▶ **Written request**:
Copy out the lines below word for word, starting with the first one and continuing through the line that contains "The plate spring 29 is at (720, 503).", including that line.

* BEGIN Data section *

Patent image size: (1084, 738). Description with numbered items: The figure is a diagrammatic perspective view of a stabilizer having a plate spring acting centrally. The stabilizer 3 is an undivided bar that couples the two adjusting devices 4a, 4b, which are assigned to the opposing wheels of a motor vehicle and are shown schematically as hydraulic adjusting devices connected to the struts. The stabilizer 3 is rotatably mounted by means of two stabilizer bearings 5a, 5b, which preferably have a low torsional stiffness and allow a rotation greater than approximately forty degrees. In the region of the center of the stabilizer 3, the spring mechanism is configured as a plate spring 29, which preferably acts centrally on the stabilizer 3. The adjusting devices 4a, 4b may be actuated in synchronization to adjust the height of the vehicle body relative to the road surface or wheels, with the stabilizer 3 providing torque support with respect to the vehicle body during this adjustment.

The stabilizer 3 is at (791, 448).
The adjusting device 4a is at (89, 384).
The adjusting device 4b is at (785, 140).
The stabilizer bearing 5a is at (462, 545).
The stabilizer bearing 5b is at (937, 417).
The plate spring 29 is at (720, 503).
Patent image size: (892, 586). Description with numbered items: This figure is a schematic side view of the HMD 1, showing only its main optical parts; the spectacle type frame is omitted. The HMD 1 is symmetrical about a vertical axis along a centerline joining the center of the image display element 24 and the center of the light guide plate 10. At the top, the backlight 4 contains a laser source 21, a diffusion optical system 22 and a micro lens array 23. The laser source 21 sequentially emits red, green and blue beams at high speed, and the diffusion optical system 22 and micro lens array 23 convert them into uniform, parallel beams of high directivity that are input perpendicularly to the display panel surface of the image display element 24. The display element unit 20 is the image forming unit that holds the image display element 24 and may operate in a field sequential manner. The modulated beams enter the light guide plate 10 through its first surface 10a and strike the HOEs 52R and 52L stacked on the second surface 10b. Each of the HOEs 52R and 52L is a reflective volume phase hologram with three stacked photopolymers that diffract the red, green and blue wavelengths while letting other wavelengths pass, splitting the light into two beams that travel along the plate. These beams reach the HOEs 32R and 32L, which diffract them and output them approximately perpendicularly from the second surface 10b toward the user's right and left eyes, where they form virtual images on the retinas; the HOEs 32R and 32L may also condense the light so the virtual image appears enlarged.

* END Data section *

▶ **Expected output**:
Patent image size: (1084, 738). Description with numbered items: The figure is a diagrammatic perspective view of a stabilizer having a plate spring acting centrally. The stabilizer 3 is an undivided bar that couples the two adjusting devices 4a, 4b, which are assigned to the opposing wheels of a motor vehicle and are shown schematically as hydraulic adjusting devices connected to the struts. The stabilizer 3 is rotatably mounted by means of two stabilizer bearings 5a, 5b, which preferably have a low torsional stiffness and allow a rotation greater than approximately forty degrees. In the region of the center of the stabilizer 3, the spring mechanism is configured as a plate spring 29, which preferably acts centrally on the stabilizer 3. The adjusting devices 4a, 4b may be actuated in synchronization to adjust the height of the vehicle body relative to the road surface or wheels, with the stabilizer 3 providing torque support with respect to the vehicle body during this adjustment.

The stabilizer 3 is at (791, 448).
The adjusting device 4a is at (89, 384).
The adjusting device 4b is at (785, 140).
The stabilizer bearing 5a is at (462, 545).
The stabilizer bearing 5b is at (937, 417).
The plate spring 29 is at (720, 503).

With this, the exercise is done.